> Required task
Lines holding the string "milligr" are the ones to copy from this listing.

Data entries
════════════════
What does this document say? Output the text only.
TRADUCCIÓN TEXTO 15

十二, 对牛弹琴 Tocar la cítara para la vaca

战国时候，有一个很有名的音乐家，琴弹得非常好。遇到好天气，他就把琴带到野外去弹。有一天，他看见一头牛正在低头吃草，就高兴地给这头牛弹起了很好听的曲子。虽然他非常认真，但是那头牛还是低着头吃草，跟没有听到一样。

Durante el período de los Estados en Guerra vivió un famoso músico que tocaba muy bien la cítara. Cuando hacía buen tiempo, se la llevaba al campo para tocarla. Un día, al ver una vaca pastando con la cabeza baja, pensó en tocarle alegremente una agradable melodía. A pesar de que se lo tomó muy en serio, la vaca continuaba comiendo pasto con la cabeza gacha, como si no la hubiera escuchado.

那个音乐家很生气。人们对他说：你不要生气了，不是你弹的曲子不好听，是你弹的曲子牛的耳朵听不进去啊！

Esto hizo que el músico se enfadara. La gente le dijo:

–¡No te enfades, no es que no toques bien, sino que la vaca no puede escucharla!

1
════════════════
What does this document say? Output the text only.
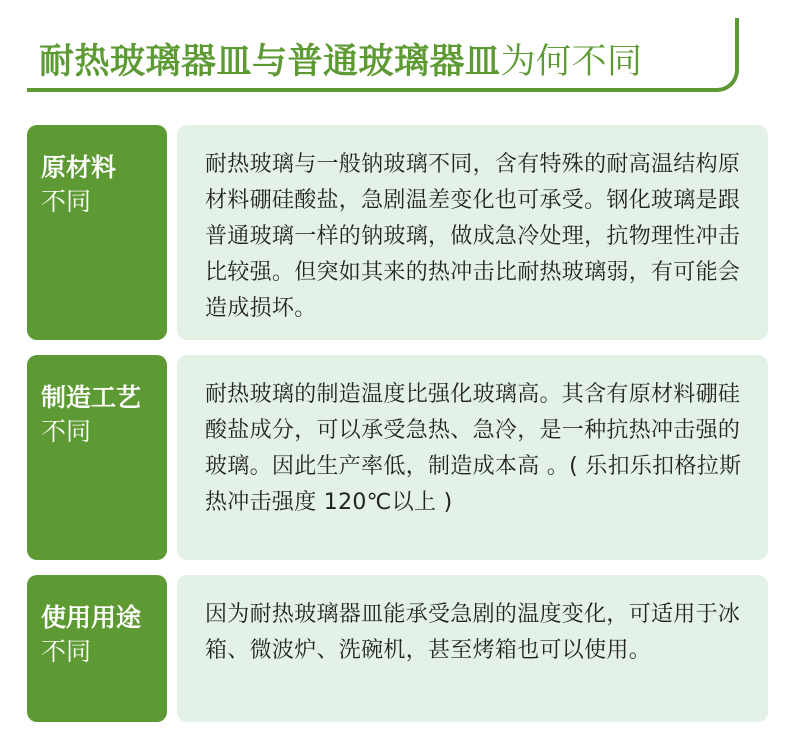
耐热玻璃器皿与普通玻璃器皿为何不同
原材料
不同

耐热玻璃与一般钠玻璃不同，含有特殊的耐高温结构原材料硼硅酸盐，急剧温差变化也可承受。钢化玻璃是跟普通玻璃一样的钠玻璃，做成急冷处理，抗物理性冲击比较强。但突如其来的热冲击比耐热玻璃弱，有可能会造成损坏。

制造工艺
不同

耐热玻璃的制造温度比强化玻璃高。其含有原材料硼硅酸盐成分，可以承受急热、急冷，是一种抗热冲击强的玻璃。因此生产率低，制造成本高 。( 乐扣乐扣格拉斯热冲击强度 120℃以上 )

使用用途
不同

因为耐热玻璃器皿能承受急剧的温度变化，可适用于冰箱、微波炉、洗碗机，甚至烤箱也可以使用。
════════════════
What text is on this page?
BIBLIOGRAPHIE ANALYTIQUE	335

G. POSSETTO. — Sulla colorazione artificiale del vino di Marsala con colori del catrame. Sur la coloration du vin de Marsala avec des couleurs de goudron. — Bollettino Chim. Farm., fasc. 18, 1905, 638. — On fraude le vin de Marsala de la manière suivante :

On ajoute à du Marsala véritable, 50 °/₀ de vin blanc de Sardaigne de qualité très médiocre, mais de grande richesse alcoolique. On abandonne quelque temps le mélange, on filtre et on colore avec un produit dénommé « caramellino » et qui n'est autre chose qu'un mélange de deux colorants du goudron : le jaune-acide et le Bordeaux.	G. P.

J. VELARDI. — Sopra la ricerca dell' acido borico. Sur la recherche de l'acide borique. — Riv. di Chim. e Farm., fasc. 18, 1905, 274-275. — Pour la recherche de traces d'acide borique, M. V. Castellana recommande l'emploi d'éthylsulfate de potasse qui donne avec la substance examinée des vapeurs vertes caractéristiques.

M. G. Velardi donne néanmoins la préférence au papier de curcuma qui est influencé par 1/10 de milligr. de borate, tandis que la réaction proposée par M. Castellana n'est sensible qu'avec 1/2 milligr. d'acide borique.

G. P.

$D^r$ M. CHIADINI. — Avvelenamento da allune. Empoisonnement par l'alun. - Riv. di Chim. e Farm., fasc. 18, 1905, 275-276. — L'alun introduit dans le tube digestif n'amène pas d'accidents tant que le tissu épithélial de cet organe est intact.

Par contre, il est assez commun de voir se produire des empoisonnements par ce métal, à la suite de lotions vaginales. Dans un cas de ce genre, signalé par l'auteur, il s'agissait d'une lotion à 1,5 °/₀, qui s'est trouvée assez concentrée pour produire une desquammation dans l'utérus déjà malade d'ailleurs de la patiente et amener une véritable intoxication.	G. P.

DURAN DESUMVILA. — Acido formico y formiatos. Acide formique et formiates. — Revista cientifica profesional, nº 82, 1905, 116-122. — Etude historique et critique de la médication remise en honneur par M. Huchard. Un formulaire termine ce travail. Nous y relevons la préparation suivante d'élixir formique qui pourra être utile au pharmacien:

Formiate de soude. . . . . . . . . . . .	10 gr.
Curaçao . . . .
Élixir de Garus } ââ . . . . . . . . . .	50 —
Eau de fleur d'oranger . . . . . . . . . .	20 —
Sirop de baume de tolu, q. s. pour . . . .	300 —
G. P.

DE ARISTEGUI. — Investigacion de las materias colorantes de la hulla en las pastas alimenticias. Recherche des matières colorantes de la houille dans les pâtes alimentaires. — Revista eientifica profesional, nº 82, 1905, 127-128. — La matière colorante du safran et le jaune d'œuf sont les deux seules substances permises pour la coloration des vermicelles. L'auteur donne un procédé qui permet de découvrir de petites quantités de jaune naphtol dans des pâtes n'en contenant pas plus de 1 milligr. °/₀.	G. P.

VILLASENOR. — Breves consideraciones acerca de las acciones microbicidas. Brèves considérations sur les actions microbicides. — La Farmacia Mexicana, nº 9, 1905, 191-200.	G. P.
════════════════
> Response to this task
M. G. Velardi donne néanmoins la préférence au papier de curcuma qui est influencé par 1/10 de milligr. de borate, tandis que la réaction proposée par M. Castellana n'est sensible qu'avec 1/2 milligr. d'acide borique.
DE ARISTEGUI. — Investigacion de las materias colorantes de la hulla en las pastas alimenticias. Recherche des matières colorantes de la houille dans les pâtes alimentaires. — Revista eientifica profesional, nº 82, 1905, 127-128. — La matière colorante du safran et le jaune d'œuf sont les deux seules substances permises pour la coloration des vermicelles. L'auteur donne un procédé qui permet de découvrir de petites quantités de jaune naphtol dans des pâtes n'en contenant pas plus de 1 milligr. °/₀.	G. P.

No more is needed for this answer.